### Problem to solve
Exactly as written, print each record in the listing.

### Material for this task
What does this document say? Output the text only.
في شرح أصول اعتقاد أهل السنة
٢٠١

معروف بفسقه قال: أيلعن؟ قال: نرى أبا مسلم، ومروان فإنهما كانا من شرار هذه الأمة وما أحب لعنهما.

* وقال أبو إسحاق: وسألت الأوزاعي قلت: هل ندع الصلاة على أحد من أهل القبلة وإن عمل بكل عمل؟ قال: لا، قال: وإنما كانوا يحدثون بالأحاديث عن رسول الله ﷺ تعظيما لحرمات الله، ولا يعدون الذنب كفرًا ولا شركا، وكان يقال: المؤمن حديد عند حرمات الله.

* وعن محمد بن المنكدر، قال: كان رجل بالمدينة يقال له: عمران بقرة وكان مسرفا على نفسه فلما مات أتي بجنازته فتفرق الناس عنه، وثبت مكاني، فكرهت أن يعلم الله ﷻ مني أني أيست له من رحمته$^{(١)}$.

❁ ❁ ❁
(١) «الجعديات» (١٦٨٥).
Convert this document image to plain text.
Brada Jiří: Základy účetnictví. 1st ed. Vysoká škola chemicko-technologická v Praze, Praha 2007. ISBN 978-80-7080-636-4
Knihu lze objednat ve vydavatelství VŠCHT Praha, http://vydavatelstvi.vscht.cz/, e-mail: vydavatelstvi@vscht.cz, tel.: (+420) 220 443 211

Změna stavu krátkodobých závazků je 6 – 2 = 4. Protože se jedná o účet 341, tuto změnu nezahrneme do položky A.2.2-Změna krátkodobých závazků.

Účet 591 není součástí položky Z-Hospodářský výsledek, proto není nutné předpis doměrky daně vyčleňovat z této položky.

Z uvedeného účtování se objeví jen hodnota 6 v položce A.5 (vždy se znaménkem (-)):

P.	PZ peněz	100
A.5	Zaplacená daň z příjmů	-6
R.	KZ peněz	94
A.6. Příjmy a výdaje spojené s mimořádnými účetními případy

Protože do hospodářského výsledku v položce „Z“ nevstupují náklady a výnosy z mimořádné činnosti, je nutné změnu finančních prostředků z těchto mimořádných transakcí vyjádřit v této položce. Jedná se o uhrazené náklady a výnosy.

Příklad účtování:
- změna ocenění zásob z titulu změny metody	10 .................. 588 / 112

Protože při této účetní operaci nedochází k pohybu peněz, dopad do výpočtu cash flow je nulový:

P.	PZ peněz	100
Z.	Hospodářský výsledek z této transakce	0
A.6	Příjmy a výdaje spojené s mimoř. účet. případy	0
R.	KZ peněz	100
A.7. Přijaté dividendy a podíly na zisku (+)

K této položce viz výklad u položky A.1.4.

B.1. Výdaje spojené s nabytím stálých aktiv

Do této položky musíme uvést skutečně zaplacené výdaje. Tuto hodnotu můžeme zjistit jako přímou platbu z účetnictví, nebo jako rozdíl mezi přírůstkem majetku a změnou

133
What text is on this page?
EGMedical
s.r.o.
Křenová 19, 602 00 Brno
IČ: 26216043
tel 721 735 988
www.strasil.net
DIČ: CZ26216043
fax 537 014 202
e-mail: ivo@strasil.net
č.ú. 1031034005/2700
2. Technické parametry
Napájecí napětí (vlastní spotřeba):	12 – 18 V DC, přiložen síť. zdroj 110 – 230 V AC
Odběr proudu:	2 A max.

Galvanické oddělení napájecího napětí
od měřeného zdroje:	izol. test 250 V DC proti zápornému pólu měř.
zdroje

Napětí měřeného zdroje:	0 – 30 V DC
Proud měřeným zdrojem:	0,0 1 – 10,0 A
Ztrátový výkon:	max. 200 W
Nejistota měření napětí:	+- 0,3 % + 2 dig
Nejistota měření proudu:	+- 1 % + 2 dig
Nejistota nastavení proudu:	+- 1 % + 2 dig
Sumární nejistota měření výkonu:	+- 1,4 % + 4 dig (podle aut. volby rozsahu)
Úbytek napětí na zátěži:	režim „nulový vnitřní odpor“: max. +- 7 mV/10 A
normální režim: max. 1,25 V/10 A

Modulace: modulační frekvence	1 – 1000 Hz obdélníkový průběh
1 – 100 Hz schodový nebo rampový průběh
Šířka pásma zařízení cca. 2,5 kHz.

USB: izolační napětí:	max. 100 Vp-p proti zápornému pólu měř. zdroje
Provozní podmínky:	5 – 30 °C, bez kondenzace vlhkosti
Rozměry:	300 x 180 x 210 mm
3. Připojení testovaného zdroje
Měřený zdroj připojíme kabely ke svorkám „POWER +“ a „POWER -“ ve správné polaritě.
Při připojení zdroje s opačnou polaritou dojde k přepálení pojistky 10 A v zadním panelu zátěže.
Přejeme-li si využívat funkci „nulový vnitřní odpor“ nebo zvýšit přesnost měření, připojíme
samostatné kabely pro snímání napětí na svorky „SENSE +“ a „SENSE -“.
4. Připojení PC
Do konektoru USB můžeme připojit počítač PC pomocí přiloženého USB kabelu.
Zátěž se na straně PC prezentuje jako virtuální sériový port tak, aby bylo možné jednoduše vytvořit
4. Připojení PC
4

### Result
What does this document say? Output the text only.
في شرح أصول اعتقاد أهل السنة
٢٠١

معروف بفسقه قال: أيلعن؟ قال: نرى أبا مسلم، ومروان فإنهما كانا من شرار هذه الأمة وما أحب لعنهما.

* وقال أبو إسحاق: وسألت الأوزاعي قلت: هل ندع الصلاة على أحد من أهل القبلة وإن عمل بكل عمل؟ قال: لا، قال: وإنما كانوا يحدثون بالأحاديث عن رسول الله ﷺ تعظيما لحرمات الله، ولا يعدون الذنب كفرًا ولا شركا، وكان يقال: المؤمن حديد عند حرمات الله.

* وعن محمد بن المنكدر، قال: كان رجل بالمدينة يقال له: عمران بقرة وكان مسرفا على نفسه فلما مات أتي بجنازته فتفرق الناس عنه، وثبت مكاني، فكرهت أن يعلم الله ﷻ مني أني أيست له من رحمته$^{(١)}$.

❁ ❁ ❁
(١) «الجعديات» (١٦٨٥).
Convert this document image to plain text.
Brada Jiří: Základy účetnictví. 1st ed. Vysoká škola chemicko-technologická v Praze, Praha 2007. ISBN 978-80-7080-636-4
Knihu lze objednat ve vydavatelství VŠCHT Praha, http://vydavatelstvi.vscht.cz/, e-mail: vydavatelstvi@vscht.cz, tel.: (+420) 220 443 211

Změna stavu krátkodobých závazků je 6 – 2 = 4. Protože se jedná o účet 341, tuto změnu nezahrneme do položky A.2.2-Změna krátkodobých závazků.

Účet 591 není součástí položky Z-Hospodářský výsledek, proto není nutné předpis doměrky daně vyčleňovat z této položky.

Z uvedeného účtování se objeví jen hodnota 6 v položce A.5 (vždy se znaménkem (-)):

P.	PZ peněz	100
A.5	Zaplacená daň z příjmů	-6
R.	KZ peněz	94
A.6. Příjmy a výdaje spojené s mimořádnými účetními případy

Protože do hospodářského výsledku v položce „Z“ nevstupují náklady a výnosy z mimořádné činnosti, je nutné změnu finančních prostředků z těchto mimořádných transakcí vyjádřit v této položce. Jedná se o uhrazené náklady a výnosy.

Příklad účtování:
- změna ocenění zásob z titulu změny metody	10 .................. 588 / 112

Protože při této účetní operaci nedochází k pohybu peněz, dopad do výpočtu cash flow je nulový:

P.	PZ peněz	100
Z.	Hospodářský výsledek z této transakce	0
A.6	Příjmy a výdaje spojené s mimoř. účet. případy	0
R.	KZ peněz	100
A.7. Přijaté dividendy a podíly na zisku (+)

K této položce viz výklad u položky A.1.4.

B.1. Výdaje spojené s nabytím stálých aktiv

Do této položky musíme uvést skutečně zaplacené výdaje. Tuto hodnotu můžeme zjistit jako přímou platbu z účetnictví, nebo jako rozdíl mezi přírůstkem majetku a změnou

133
What text is on this page?
EGMedical
s.r.o.
Křenová 19, 602 00 Brno
IČ: 26216043
tel 721 735 988
www.strasil.net
DIČ: CZ26216043
fax 537 014 202
e-mail: ivo@strasil.net
č.ú. 1031034005/2700
2. Technické parametry
Napájecí napětí (vlastní spotřeba):	12 – 18 V DC, přiložen síť. zdroj 110 – 230 V AC
Odběr proudu:	2 A max.

Galvanické oddělení napájecího napětí
od měřeného zdroje:	izol. test 250 V DC proti zápornému pólu měř.
zdroje

Napětí měřeného zdroje:	0 – 30 V DC
Proud měřeným zdrojem:	0,0 1 – 10,0 A
Ztrátový výkon:	max. 200 W
Nejistota měření napětí:	+- 0,3 % + 2 dig
Nejistota měření proudu:	+- 1 % + 2 dig
Nejistota nastavení proudu:	+- 1 % + 2 dig
Sumární nejistota měření výkonu:	+- 1,4 % + 4 dig (podle aut. volby rozsahu)
Úbytek napětí na zátěži:	režim „nulový vnitřní odpor“: max. +- 7 mV/10 A
normální režim: max. 1,25 V/10 A

Modulace: modulační frekvence	1 – 1000 Hz obdélníkový průběh
1 – 100 Hz schodový nebo rampový průběh
Šířka pásma zařízení cca. 2,5 kHz.

USB: izolační napětí:	max. 100 Vp-p proti zápornému pólu měř. zdroje
Provozní podmínky:	5 – 30 °C, bez kondenzace vlhkosti
Rozměry:	300 x 180 x 210 mm
3. Připojení testovaného zdroje
Měřený zdroj připojíme kabely ke svorkám „POWER +“ a „POWER -“ ve správné polaritě.
Při připojení zdroje s opačnou polaritou dojde k přepálení pojistky 10 A v zadním panelu zátěže.
Přejeme-li si využívat funkci „nulový vnitřní odpor“ nebo zvýšit přesnost měření, připojíme
samostatné kabely pro snímání napětí na svorky „SENSE +“ a „SENSE -“.
4. Připojení PC
Do konektoru USB můžeme připojit počítač PC pomocí přiloženého USB kabelu.
Zátěž se na straně PC prezentuje jako virtuální sériový port tak, aby bylo možné jednoduše vytvořit
4. Připojení PC
4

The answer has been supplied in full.